The entries below are to be transcribed in full, without their images.

* **Entries shown**:

------------------------------------

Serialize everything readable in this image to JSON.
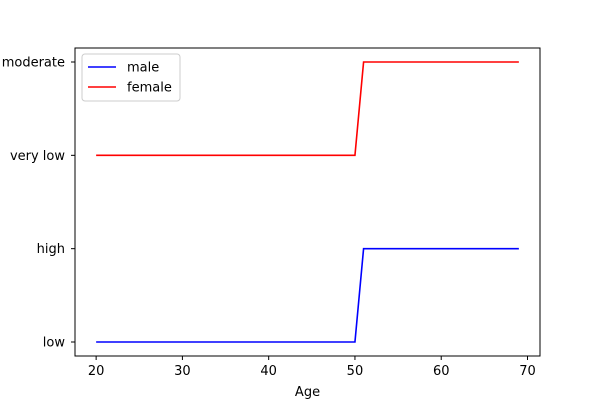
{
  "chart_data": {
    "type": "line",
    "title": "",
    "xlabel": "Age",
    "ylabel": "",
    "xlim": [
      17.55,
      71.45
    ],
    "x_ticks": [
      20,
      30,
      40,
      50,
      60,
      70
    ],
    "y_categories": [
      "low",
      "high",
      "very low",
      "moderate"
    ],
    "grid": false,
    "legend_position": "top-left",
    "series": [
      {
        "name": "male",
        "color": "#0000ff",
        "x": [
          20,
          50,
          51,
          69
        ],
        "y": [
          "low",
          "low",
          "high",
          "high"
        ]
      },
      {
        "name": "female",
        "color": "#ff0000",
        "x": [
          20,
          50,
          51,
          69
        ],
        "y": [
          "very low",
          "very low",
          "moderate",
          "moderate"
        ]
      }
    ]
  }
}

------------------------------------

* **Full output**:
Serialize everything readable in this image to JSON.
{
  "chart_data": {
    "type": "line",
    "title": "",
    "xlabel": "Age",
    "ylabel": "",
    "xlim": [
      17.55,
      71.45
    ],
    "x_ticks": [
      20,
      30,
      40,
      50,
      60,
      70
    ],
    "y_categories": [
      "low",
      "high",
      "very low",
      "moderate"
    ],
    "grid": false,
    "legend_position": "top-left",
    "series": [
      {
        "name": "male",
        "color": "#0000ff",
        "x": [
          20,
          50,
          51,
          69
        ],
        "y": [
          "low",
          "low",
          "high",
          "high"
        ]
      },
      {
        "name": "female",
        "color": "#ff0000",
        "x": [
          20,
          50,
          51,
          69
        ],
        "y": [
          "very low",
          "very low",
          "moderate",
          "moderate"
        ]
      }
    ]
  }
}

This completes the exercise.